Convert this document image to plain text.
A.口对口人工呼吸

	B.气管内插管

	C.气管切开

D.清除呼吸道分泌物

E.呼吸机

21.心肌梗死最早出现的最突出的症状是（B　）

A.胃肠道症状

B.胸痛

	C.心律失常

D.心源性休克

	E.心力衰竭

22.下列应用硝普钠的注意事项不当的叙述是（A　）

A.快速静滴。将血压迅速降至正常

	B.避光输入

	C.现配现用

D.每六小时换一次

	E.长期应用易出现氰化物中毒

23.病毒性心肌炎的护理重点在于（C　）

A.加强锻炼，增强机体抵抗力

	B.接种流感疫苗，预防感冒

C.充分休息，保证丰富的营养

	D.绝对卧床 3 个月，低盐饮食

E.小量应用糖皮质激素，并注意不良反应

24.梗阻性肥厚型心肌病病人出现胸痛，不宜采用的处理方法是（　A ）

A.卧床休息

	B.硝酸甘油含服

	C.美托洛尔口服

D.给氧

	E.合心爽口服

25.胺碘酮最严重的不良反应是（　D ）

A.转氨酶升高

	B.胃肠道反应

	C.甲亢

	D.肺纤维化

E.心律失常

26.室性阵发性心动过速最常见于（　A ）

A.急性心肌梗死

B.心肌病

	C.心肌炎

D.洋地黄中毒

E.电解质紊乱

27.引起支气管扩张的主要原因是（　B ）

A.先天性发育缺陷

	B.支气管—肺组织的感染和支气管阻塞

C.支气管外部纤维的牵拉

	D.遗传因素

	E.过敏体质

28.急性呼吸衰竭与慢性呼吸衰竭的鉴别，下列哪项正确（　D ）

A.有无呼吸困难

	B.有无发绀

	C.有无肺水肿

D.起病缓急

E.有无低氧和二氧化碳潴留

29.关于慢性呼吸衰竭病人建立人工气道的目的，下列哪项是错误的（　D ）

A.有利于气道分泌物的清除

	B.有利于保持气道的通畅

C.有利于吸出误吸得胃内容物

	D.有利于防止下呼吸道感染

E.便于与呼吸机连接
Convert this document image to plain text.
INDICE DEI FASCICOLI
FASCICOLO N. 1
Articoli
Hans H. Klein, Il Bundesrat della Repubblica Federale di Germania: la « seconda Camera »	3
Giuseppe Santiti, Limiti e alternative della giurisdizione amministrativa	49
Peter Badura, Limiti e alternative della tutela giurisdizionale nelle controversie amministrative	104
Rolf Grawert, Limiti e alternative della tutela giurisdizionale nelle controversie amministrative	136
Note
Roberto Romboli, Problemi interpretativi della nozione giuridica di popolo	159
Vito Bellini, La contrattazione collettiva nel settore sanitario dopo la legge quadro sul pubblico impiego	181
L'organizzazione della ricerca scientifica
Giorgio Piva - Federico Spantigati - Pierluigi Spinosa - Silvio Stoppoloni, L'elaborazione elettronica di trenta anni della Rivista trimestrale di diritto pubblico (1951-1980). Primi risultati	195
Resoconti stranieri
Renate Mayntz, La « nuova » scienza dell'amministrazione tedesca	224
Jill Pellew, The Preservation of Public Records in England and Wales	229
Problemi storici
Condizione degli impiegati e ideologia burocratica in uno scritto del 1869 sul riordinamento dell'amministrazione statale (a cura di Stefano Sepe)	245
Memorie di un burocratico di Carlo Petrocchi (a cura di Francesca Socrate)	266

_ _ _ _

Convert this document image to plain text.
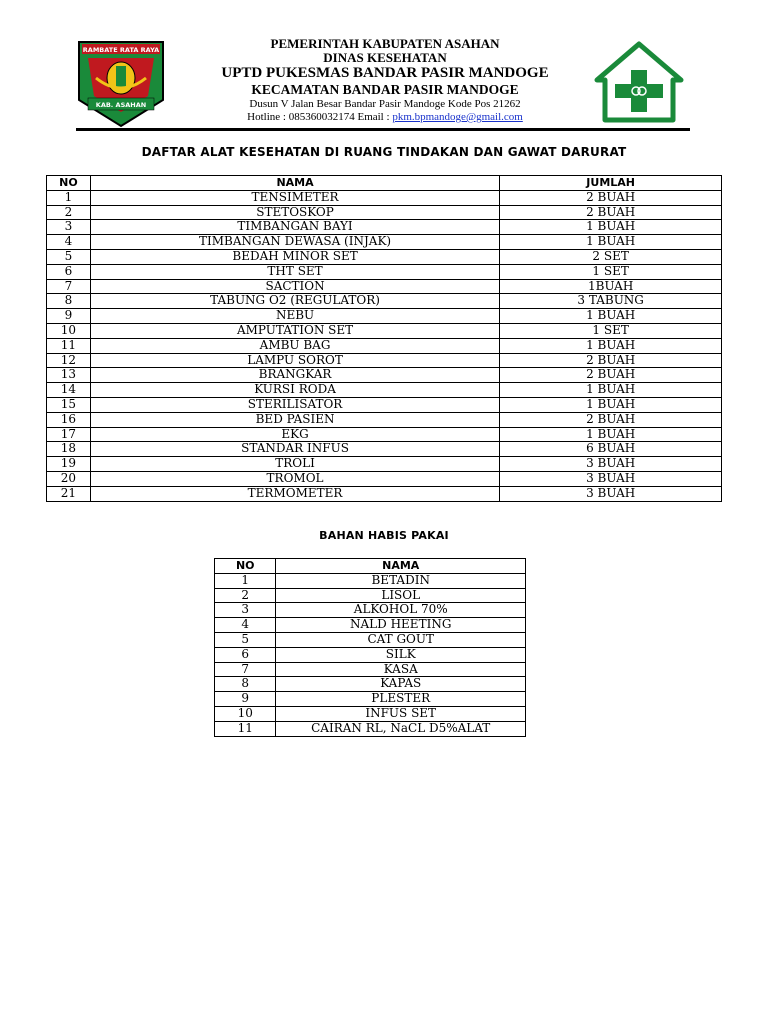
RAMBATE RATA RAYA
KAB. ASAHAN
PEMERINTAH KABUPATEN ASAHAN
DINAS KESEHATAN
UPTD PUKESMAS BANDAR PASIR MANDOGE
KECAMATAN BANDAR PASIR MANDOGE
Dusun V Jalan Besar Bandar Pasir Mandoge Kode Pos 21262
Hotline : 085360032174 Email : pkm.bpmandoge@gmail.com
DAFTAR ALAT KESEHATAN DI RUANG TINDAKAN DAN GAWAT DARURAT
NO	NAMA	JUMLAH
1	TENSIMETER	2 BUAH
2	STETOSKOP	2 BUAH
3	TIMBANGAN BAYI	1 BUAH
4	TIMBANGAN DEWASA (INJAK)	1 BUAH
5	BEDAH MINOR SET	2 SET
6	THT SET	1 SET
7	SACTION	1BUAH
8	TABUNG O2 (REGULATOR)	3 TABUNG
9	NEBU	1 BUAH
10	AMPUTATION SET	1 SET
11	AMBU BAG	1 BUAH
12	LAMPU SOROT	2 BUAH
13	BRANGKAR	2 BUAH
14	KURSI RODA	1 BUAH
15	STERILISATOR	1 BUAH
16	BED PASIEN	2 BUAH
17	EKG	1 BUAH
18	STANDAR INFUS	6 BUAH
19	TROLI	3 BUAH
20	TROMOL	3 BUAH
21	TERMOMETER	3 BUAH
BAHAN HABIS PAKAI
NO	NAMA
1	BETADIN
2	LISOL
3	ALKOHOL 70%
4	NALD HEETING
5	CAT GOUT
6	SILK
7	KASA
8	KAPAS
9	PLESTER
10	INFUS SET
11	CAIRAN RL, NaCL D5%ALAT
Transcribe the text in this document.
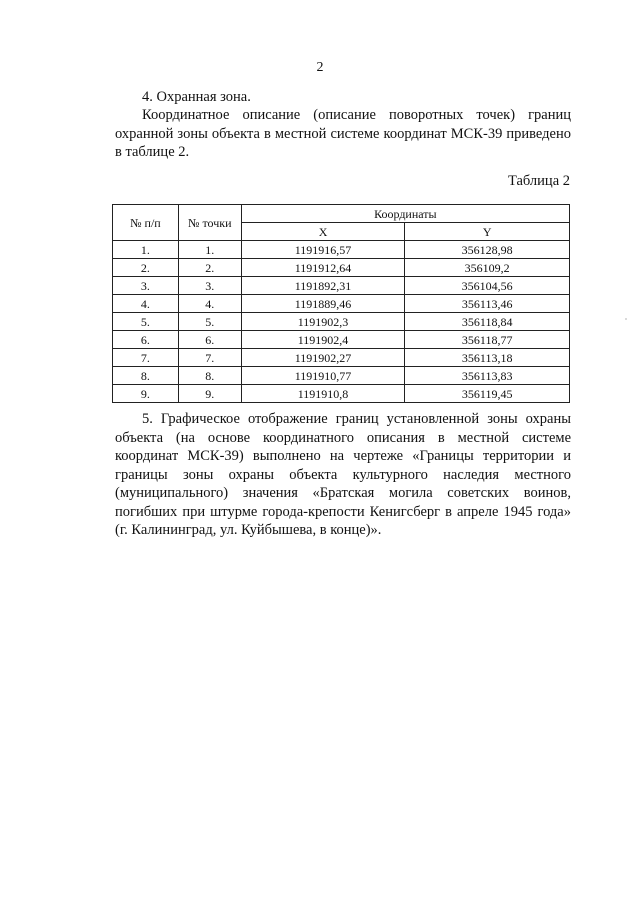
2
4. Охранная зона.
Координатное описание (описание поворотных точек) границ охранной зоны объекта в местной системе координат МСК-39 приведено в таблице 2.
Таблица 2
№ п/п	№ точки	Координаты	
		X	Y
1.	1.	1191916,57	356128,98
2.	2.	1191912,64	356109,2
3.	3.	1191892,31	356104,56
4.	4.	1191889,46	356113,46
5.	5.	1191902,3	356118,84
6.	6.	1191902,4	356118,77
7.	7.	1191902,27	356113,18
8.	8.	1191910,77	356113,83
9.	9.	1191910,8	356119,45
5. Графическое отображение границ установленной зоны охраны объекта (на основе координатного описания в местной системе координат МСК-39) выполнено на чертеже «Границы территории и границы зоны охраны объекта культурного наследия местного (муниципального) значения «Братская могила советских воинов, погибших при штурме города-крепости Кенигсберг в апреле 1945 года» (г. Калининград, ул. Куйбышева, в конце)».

_ _ _ _

__What the task asks__:
Gather each line of the listing that holds the string "nelle".

__Written answer__:
Peter Badura, Limiti e alternative della tutela giurisdizionale nelle controversie amministrative	104
Rolf Grawert, Limiti e alternative della tutela giurisdizionale nelle controversie amministrative	136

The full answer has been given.